═══ Information ═══
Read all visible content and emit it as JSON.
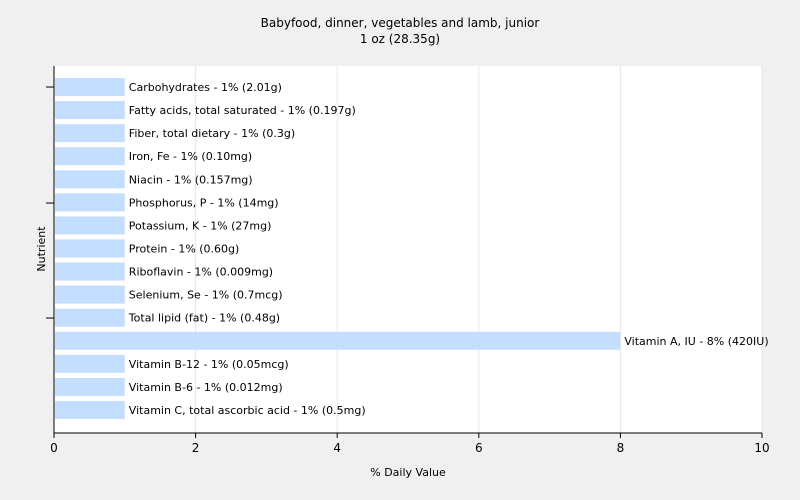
{
  "chart_data": {
    "type": "bar",
    "orientation": "horizontal",
    "title": "Babyfood, dinner, vegetables and lamb, junior",
    "subtitle": "1 oz (28.35g)",
    "xlabel": "% Daily Value",
    "ylabel": "Nutrient",
    "xlim": [
      0,
      10
    ],
    "xticks": [
      "0",
      "2",
      "4",
      "6",
      "8",
      "10"
    ],
    "grid": true,
    "bar_color": "#c4deff",
    "categories": [
      "Carbohydrates",
      "Fatty acids, total saturated",
      "Fiber, total dietary",
      "Iron, Fe",
      "Niacin",
      "Phosphorus, P",
      "Potassium, K",
      "Protein",
      "Riboflavin",
      "Selenium, Se",
      "Total lipid (fat)",
      "Vitamin A, IU",
      "Vitamin B-12",
      "Vitamin B-6",
      "Vitamin C, total ascorbic acid"
    ],
    "values": [
      1,
      1,
      1,
      1,
      1,
      1,
      1,
      1,
      1,
      1,
      1,
      8,
      1,
      1,
      1
    ],
    "labels": [
      "Carbohydrates - 1% (2.01g)",
      "Fatty acids, total saturated - 1% (0.197g)",
      "Fiber, total dietary - 1% (0.3g)",
      "Iron, Fe - 1% (0.10mg)",
      "Niacin - 1% (0.157mg)",
      "Phosphorus, P - 1% (14mg)",
      "Potassium, K - 1% (27mg)",
      "Protein - 1% (0.60g)",
      "Riboflavin - 1% (0.009mg)",
      "Selenium, Se - 1% (0.7mcg)",
      "Total lipid (fat) - 1% (0.48g)",
      "Vitamin A, IU - 8% (420IU)",
      "Vitamin B-12 - 1% (0.05mcg)",
      "Vitamin B-6 - 1% (0.012mg)",
      "Vitamin C, total ascorbic acid - 1% (0.5mg)"
    ]
  }
}
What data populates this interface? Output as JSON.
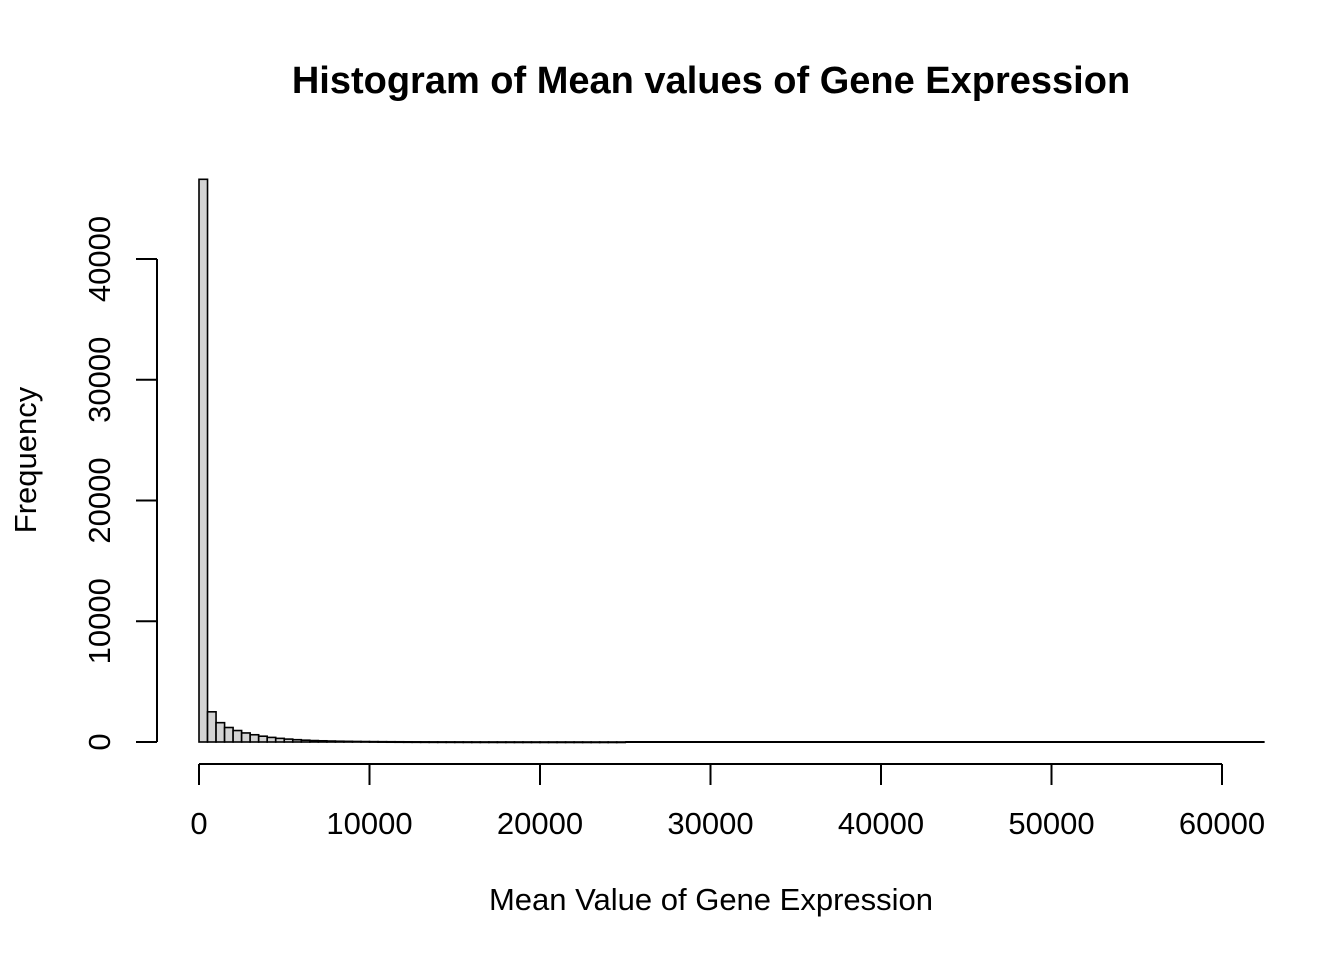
{
  "chart_data": {
    "type": "bar",
    "title": "Histogram of Mean values of Gene Expression",
    "xlabel": "Mean Value of Gene Expression",
    "ylabel": "Frequency",
    "xlim": [
      0,
      62500
    ],
    "ylim": [
      0,
      47000
    ],
    "x_ticks": [
      "0",
      "10000",
      "20000",
      "30000",
      "40000",
      "50000",
      "60000"
    ],
    "y_ticks": [
      "0",
      "10000",
      "20000",
      "30000",
      "40000"
    ],
    "bin_width": 500,
    "bin_start": 0,
    "values": [
      46600,
      2500,
      1600,
      1200,
      950,
      750,
      600,
      480,
      380,
      300,
      240,
      190,
      150,
      120,
      100,
      80,
      65,
      55,
      45,
      38,
      32,
      27,
      23,
      20,
      17,
      15,
      13,
      11,
      10,
      9,
      8,
      7,
      6,
      5,
      5,
      4,
      4,
      3,
      3,
      3,
      2,
      2,
      2,
      2,
      2,
      1,
      1,
      1,
      1,
      1
    ],
    "grid": false,
    "legend": false
  }
}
═══
All of the data above is to be repeated exactly, with the pictures left out.

• Answer to this problem:
Read all visible content and emit it as JSON.
{
  "chart_data": {
    "type": "bar",
    "orientation": "horizontal",
    "title": "Babyfood, dinner, vegetables and lamb, junior",
    "subtitle": "1 oz (28.35g)",
    "xlabel": "% Daily Value",
    "ylabel": "Nutrient",
    "xlim": [
      0,
      10
    ],
    "xticks": [
      "0",
      "2",
      "4",
      "6",
      "8",
      "10"
    ],
    "grid": true,
    "bar_color": "#c4deff",
    "categories": [
      "Carbohydrates",
      "Fatty acids, total saturated",
      "Fiber, total dietary",
      "Iron, Fe",
      "Niacin",
      "Phosphorus, P",
      "Potassium, K",
      "Protein",
      "Riboflavin",
      "Selenium, Se",
      "Total lipid (fat)",
      "Vitamin A, IU",
      "Vitamin B-12",
      "Vitamin B-6",
      "Vitamin C, total ascorbic acid"
    ],
    "values": [
      1,
      1,
      1,
      1,
      1,
      1,
      1,
      1,
      1,
      1,
      1,
      8,
      1,
      1,
      1
    ],
    "labels": [
      "Carbohydrates - 1% (2.01g)",
      "Fatty acids, total saturated - 1% (0.197g)",
      "Fiber, total dietary - 1% (0.3g)",
      "Iron, Fe - 1% (0.10mg)",
      "Niacin - 1% (0.157mg)",
      "Phosphorus, P - 1% (14mg)",
      "Potassium, K - 1% (27mg)",
      "Protein - 1% (0.60g)",
      "Riboflavin - 1% (0.009mg)",
      "Selenium, Se - 1% (0.7mcg)",
      "Total lipid (fat) - 1% (0.48g)",
      "Vitamin A, IU - 8% (420IU)",
      "Vitamin B-12 - 1% (0.05mcg)",
      "Vitamin B-6 - 1% (0.012mg)",
      "Vitamin C, total ascorbic acid - 1% (0.5mg)"
    ]
  }
}
What data populates this interface? Output as JSON.
{
  "chart_data": {
    "type": "bar",
    "title": "Histogram of Mean values of Gene Expression",
    "xlabel": "Mean Value of Gene Expression",
    "ylabel": "Frequency",
    "xlim": [
      0,
      62500
    ],
    "ylim": [
      0,
      47000
    ],
    "x_ticks": [
      "0",
      "10000",
      "20000",
      "30000",
      "40000",
      "50000",
      "60000"
    ],
    "y_ticks": [
      "0",
      "10000",
      "20000",
      "30000",
      "40000"
    ],
    "bin_width": 500,
    "bin_start": 0,
    "values": [
      46600,
      2500,
      1600,
      1200,
      950,
      750,
      600,
      480,
      380,
      300,
      240,
      190,
      150,
      120,
      100,
      80,
      65,
      55,
      45,
      38,
      32,
      27,
      23,
      20,
      17,
      15,
      13,
      11,
      10,
      9,
      8,
      7,
      6,
      5,
      5,
      4,
      4,
      3,
      3,
      3,
      2,
      2,
      2,
      2,
      2,
      1,
      1,
      1,
      1,
      1
    ],
    "grid": false,
    "legend": false
  }
}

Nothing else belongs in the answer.